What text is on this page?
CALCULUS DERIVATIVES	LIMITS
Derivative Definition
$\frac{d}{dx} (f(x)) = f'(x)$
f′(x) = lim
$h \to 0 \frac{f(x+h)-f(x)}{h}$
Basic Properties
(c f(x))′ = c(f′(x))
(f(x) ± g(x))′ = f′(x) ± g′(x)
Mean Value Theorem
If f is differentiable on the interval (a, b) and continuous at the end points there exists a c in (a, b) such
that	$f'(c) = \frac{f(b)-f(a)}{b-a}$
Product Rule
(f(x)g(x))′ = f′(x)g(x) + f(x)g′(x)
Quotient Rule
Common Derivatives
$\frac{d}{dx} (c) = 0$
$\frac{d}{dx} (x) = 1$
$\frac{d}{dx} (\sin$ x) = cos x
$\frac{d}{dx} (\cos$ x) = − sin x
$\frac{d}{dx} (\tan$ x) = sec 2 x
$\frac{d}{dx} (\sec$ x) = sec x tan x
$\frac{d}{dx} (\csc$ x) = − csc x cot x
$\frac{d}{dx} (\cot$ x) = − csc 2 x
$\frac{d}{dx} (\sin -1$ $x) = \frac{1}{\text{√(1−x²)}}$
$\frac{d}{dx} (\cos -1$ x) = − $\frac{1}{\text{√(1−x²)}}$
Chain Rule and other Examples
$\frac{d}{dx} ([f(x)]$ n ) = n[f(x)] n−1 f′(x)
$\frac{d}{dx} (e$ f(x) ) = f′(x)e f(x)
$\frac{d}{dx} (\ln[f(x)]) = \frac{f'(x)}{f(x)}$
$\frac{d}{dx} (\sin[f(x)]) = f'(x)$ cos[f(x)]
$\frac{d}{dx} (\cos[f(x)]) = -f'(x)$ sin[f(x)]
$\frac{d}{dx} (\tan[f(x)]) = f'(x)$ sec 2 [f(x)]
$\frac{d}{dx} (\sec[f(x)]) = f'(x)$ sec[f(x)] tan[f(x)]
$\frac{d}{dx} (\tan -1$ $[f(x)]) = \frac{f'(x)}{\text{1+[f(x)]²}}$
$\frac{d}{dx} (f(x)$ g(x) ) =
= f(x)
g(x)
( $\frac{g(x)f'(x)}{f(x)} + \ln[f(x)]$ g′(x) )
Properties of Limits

*-*-*

Output the entries exactly.

What text is on this page?
CALCULUS DERIVATIVES	LIMITS
Derivative Definition
$\frac{d}{dx} (f(x)) = f'(x)$
f′(x) = lim
$h \to 0 \frac{f(x+h)-f(x)}{h}$
Basic Properties
(c f(x))′ = c(f′(x))
(f(x) ± g(x))′ = f′(x) ± g′(x)
Mean Value Theorem
If f is differentiable on the interval (a, b) and continuous at the end points there exists a c in (a, b) such
that	$f'(c) = \frac{f(b)-f(a)}{b-a}$
Product Rule
(f(x)g(x))′ = f′(x)g(x) + f(x)g′(x)
Quotient Rule
Common Derivatives
$\frac{d}{dx} (c) = 0$
$\frac{d}{dx} (x) = 1$
$\frac{d}{dx} (\sin$ x) = cos x
$\frac{d}{dx} (\cos$ x) = − sin x
$\frac{d}{dx} (\tan$ x) = sec 2 x
$\frac{d}{dx} (\sec$ x) = sec x tan x
$\frac{d}{dx} (\csc$ x) = − csc x cot x
$\frac{d}{dx} (\cot$ x) = − csc 2 x
$\frac{d}{dx} (\sin -1$ $x) = \frac{1}{\text{√(1−x²)}}$
$\frac{d}{dx} (\cos -1$ x) = − $\frac{1}{\text{√(1−x²)}}$
Chain Rule and other Examples
$\frac{d}{dx} ([f(x)]$ n ) = n[f(x)] n−1 f′(x)
$\frac{d}{dx} (e$ f(x) ) = f′(x)e f(x)
$\frac{d}{dx} (\ln[f(x)]) = \frac{f'(x)}{f(x)}$
$\frac{d}{dx} (\sin[f(x)]) = f'(x)$ cos[f(x)]
$\frac{d}{dx} (\cos[f(x)]) = -f'(x)$ sin[f(x)]
$\frac{d}{dx} (\tan[f(x)]) = f'(x)$ sec 2 [f(x)]
$\frac{d}{dx} (\sec[f(x)]) = f'(x)$ sec[f(x)] tan[f(x)]
$\frac{d}{dx} (\tan -1$ $[f(x)]) = \frac{f'(x)}{\text{1+[f(x)]²}}$
$\frac{d}{dx} (f(x)$ g(x) ) =
= f(x)
g(x)
( $\frac{g(x)f'(x)}{f(x)} + \ln[f(x)]$ g′(x) )
Properties of Limits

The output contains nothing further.